*DIRECTIONS*. Pick out the lines in the listing below that contain the word "such" and copy them.
>> START EXERCISE MATERIALS
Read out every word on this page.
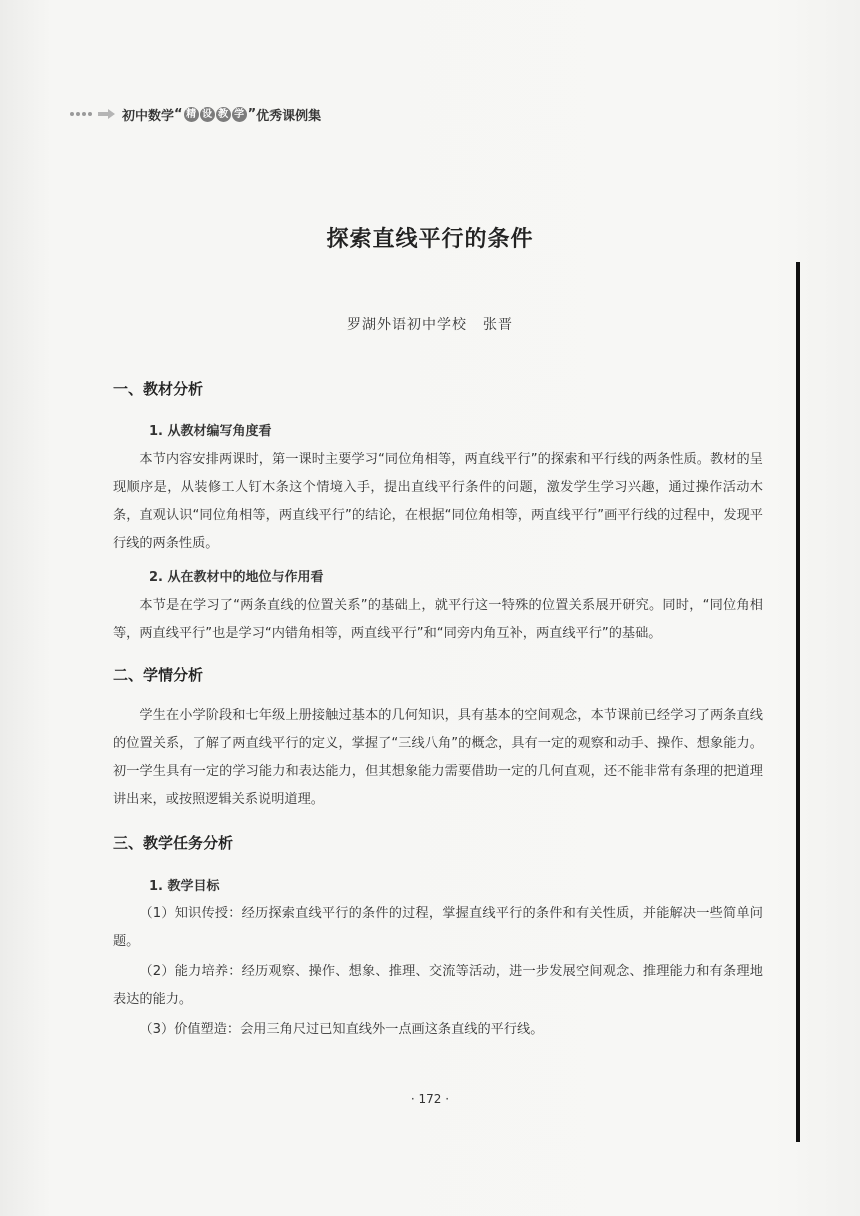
初中数学 “ 精 设 教 学 ” 优秀课例集
探索直线平行的条件
罗湖外语初中学校 张晋
一、教材分析
1. 从教材编写角度看
本节内容安排两课时，第一课时主要学习“同位角相等，两直线平行”的探索和平行线的两条性质。教材的呈现顺序是，从装修工人钉木条这个情境入手，提出直线平行条件的问题，激发学生学习兴趣，通过操作活动木条，直观认识“同位角相等，两直线平行”的结论，在根据“同位角相等，两直线平行”画平行线的过程中，发现平行线的两条性质。
2. 从在教材中的地位与作用看
本节是在学习了“两条直线的位置关系”的基础上，就平行这一特殊的位置关系展开研究。同时，“同位角相等，两直线平行”也是学习“内错角相等，两直线平行”和“同旁内角互补，两直线平行”的基础。
二、学情分析
学生在小学阶段和七年级上册接触过基本的几何知识，具有基本的空间观念，本节课前已经学习了两条直线的位置关系，了解了两直线平行的定义，掌握了“三线八角”的概念，具有一定的观察和动手、操作、想象能力。初一学生具有一定的学习能力和表达能力，但其想象能力需要借助一定的几何直观，还不能非常有条理的把道理讲出来，或按照逻辑关系说明道理。
三、教学任务分析
1. 教学目标
（1）知识传授：经历探索直线平行的条件的过程，掌握直线平行的条件和有关性质，并能解决一些简单问题。
（2）能力培养：经历观察、操作、想象、推理、交流等活动，进一步发展空间观念、推理能力和有条理地表达的能力。
（3）价值塑造：会用三角尺过已知直线外一点画这条直线的平行线。
· 172 ·
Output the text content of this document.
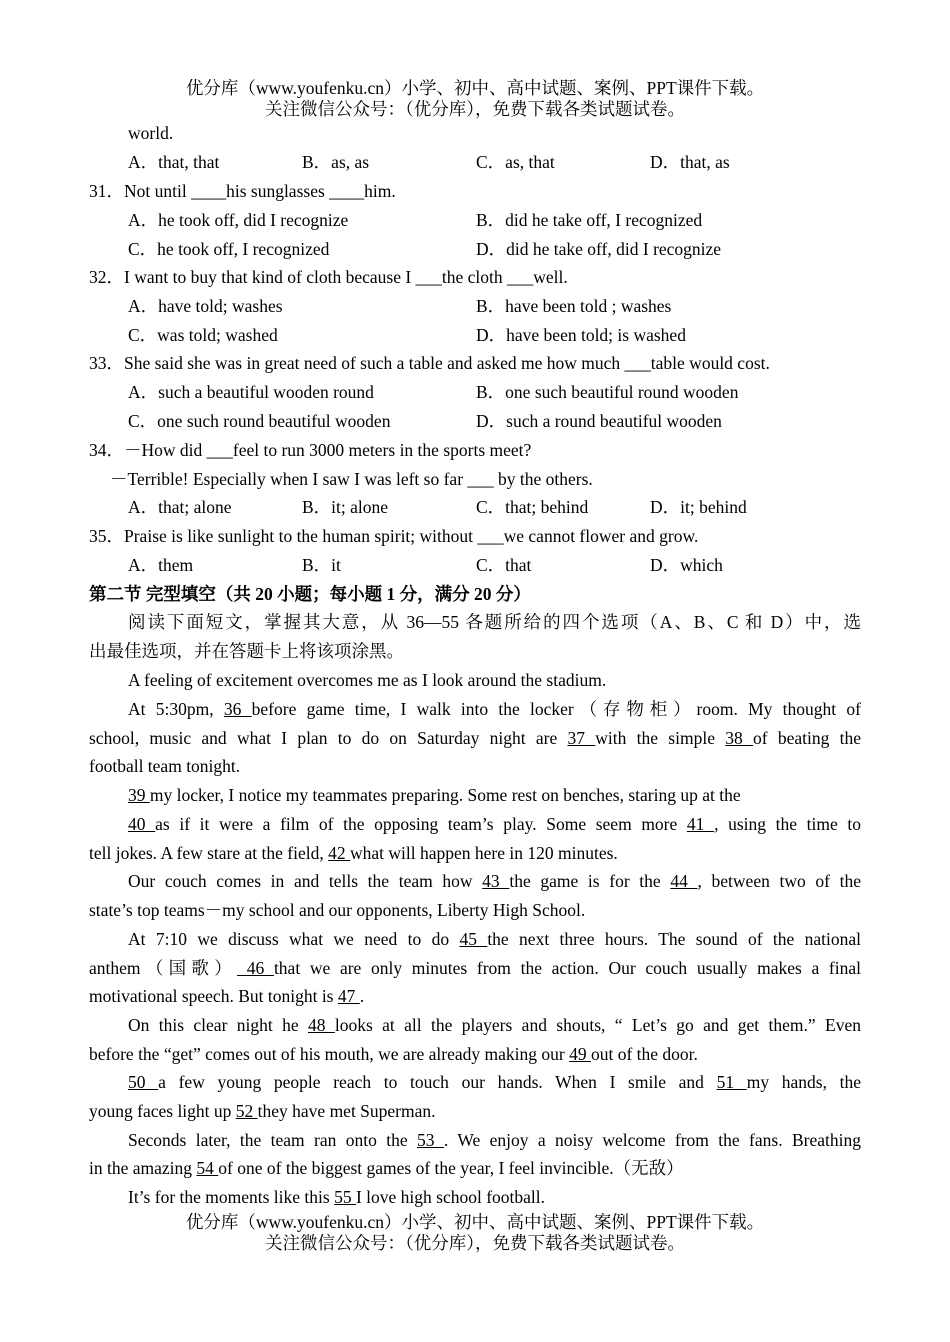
优分库（www.youfenku.cn）小学、初中、高中试题、案例、PPT课件下载。
关注微信公众号：（优分库），免费下载各类试题试卷。
world.
A．that, that	B．as, as	C．as, that	D．that, as
31．Not until ____his sunglasses ____him.
A．he took off, did I recognize	B．did he take off, I recognized
C．he took off, I recognized	D．did he take off, did I recognize
32．I want to buy that kind of cloth because I ___the cloth ___well.
A．have told; washes	B．have been told ; washes
C．was told; washed	D．have been told; is washed
33．She said she was in great need of such a table and asked me how much ___table would cost.
A．such a beautiful wooden round	B．one such beautiful round wooden
C．one such round beautiful wooden	D．such a round beautiful wooden
34．－How did ___feel to run 3000 meters in the sports meet?
－Terrible! Especially when I saw I was left so far ___ by the others.
A．that; alone	B．it; alone	C．that; behind	D．it; behind
35．Praise is like sunlight to the human spirit; without ___we cannot flower and grow.
A．them	B．it	C．that	D．which
第二节 完型填空（共 20 小题；每小题 1 分，满分 20 分）
阅读下面短文，掌握其大意，从 36—55 各题所给的四个选项（A、B、C 和 D）中，选
出最佳选项，并在答题卡上将该项涂黑。
A feeling of excitement overcomes me as I look around the stadium.
At 5:30pm, 36 before game time, I walk into the locker（存物柜）room. My thought of
school, music and what I plan to do on Saturday night are 37 with the simple 38 of beating the
football team tonight.
39 my locker, I notice my teammates preparing. Some rest on benches, staring up at the
40 as if it were a film of the opposing team’s play. Some seem more 41 , using the time to
tell jokes. A few stare at the field, 42 what will happen here in 120 minutes.
Our couch comes in and tells the team how 43 the game is for the 44 , between two of the
state’s top teams－my school and our opponents, Liberty High School.
At 7:10 we discuss what we need to do 45 the next three hours. The sound of the national
anthem（国歌） 46 that we are only minutes from the action. Our couch usually makes a final
motivational speech. But tonight is 47 .
On this clear night he 48 looks at all the players and shouts, “ Let’s go and get them.” Even
before the “get” comes out of his mouth, we are already making our 49 out of the door.
50 a few young people reach to touch our hands. When I smile and 51 my hands, the
young faces light up 52 they have met Superman.
Seconds later, the team ran onto the 53 . We enjoy a noisy welcome from the fans. Breathing
in the amazing 54 of one of the biggest games of the year, I feel invincible.（无敌）
It’s for the moments like this 55 I love high school football.
优分库（www.youfenku.cn）小学、初中、高中试题、案例、PPT课件下载。
关注微信公众号：（优分库），免费下载各类试题试卷。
>> END EXERCISE MATERIALS
*TASK ANSWER*.
33．She said she was in great need of such a table and asked me how much ___table would cost.
A．such a beautiful wooden round	B．one such beautiful round wooden
C．one such round beautiful wooden	D．such a round beautiful wooden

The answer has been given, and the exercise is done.